- _PROVIDED RECORDS_:
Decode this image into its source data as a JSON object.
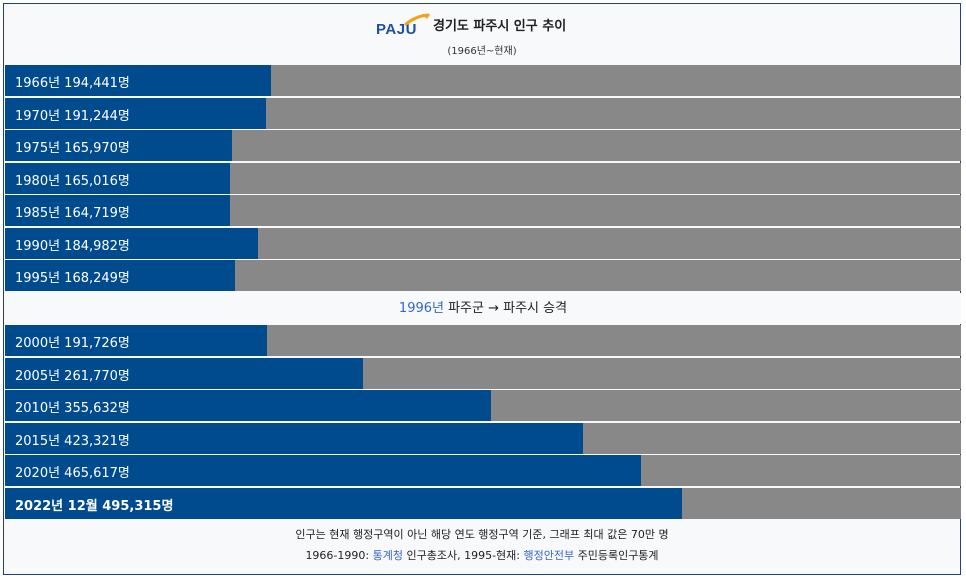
{
  "header": {
    "logo_text": "PAJU",
    "title": "경기도 파주시 인구 추이",
    "subtitle": "(1966년~현재)"
  },
  "colors": {
    "bar": "#004b8d",
    "track": "#888888",
    "link": "#3366cc",
    "logo_blue": "#1d4fa3",
    "logo_orange": "#f5a11a"
  },
  "chart_data": {
    "type": "bar",
    "orientation": "horizontal",
    "title": "경기도 파주시 인구 추이",
    "subtitle": "(1966년~현재)",
    "xlim": [
      0,
      700000
    ],
    "rows": [
      {
        "label": "1966년 194,441명",
        "value": 194441
      },
      {
        "label": "1970년 191,244명",
        "value": 191244
      },
      {
        "label": "1975년 165,970명",
        "value": 165970
      },
      {
        "label": "1980년 165,016명",
        "value": 165016
      },
      {
        "label": "1985년 164,719명",
        "value": 164719
      },
      {
        "label": "1990년 184,982명",
        "value": 184982
      },
      {
        "label": "1995년 168,249명",
        "value": 168249
      },
      {
        "label": "2000년 191,726명",
        "value": 191726
      },
      {
        "label": "2005년 261,770명",
        "value": 261770
      },
      {
        "label": "2010년 355,632명",
        "value": 355632
      },
      {
        "label": "2015년 423,321명",
        "value": 423321
      },
      {
        "label": "2020년 465,617명",
        "value": 465617
      },
      {
        "label": "2022년 12월 495,315명",
        "value": 495315,
        "bold": true
      }
    ]
  },
  "note": {
    "link": "1996년",
    "text": " 파주군 → 파주시 승격"
  },
  "footer": {
    "line1": "인구는 현재 행정구역이 아닌 해당 연도 행정구역 기준, 그래프 최대 값은 70만 명",
    "line2_a": "1966-1990: ",
    "line2_link1": "통계청",
    "line2_b": " 인구총조사, 1995-현재: ",
    "line2_link2": "행정안전부",
    "line2_c": " 주민등록인구통계"
  }
}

- _EXERCISE_: Set every line down exactly as written, leaving each picture out.

- _OUTPUT FOR THIS TASK_:
Decode this image into its source data as a JSON object.
{
  "header": {
    "logo_text": "PAJU",
    "title": "경기도 파주시 인구 추이",
    "subtitle": "(1966년~현재)"
  },
  "colors": {
    "bar": "#004b8d",
    "track": "#888888",
    "link": "#3366cc",
    "logo_blue": "#1d4fa3",
    "logo_orange": "#f5a11a"
  },
  "chart_data": {
    "type": "bar",
    "orientation": "horizontal",
    "title": "경기도 파주시 인구 추이",
    "subtitle": "(1966년~현재)",
    "xlim": [
      0,
      700000
    ],
    "rows": [
      {
        "label": "1966년 194,441명",
        "value": 194441
      },
      {
        "label": "1970년 191,244명",
        "value": 191244
      },
      {
        "label": "1975년 165,970명",
        "value": 165970
      },
      {
        "label": "1980년 165,016명",
        "value": 165016
      },
      {
        "label": "1985년 164,719명",
        "value": 164719
      },
      {
        "label": "1990년 184,982명",
        "value": 184982
      },
      {
        "label": "1995년 168,249명",
        "value": 168249
      },
      {
        "label": "2000년 191,726명",
        "value": 191726
      },
      {
        "label": "2005년 261,770명",
        "value": 261770
      },
      {
        "label": "2010년 355,632명",
        "value": 355632
      },
      {
        "label": "2015년 423,321명",
        "value": 423321
      },
      {
        "label": "2020년 465,617명",
        "value": 465617
      },
      {
        "label": "2022년 12월 495,315명",
        "value": 495315,
        "bold": true
      }
    ]
  },
  "note": {
    "link": "1996년",
    "text": " 파주군 → 파주시 승격"
  },
  "footer": {
    "line1": "인구는 현재 행정구역이 아닌 해당 연도 행정구역 기준, 그래프 최대 값은 70만 명",
    "line2_a": "1966-1990: ",
    "line2_link1": "통계청",
    "line2_b": " 인구총조사, 1995-현재: ",
    "line2_link2": "행정안전부",
    "line2_c": " 주민등록인구통계"
  }
}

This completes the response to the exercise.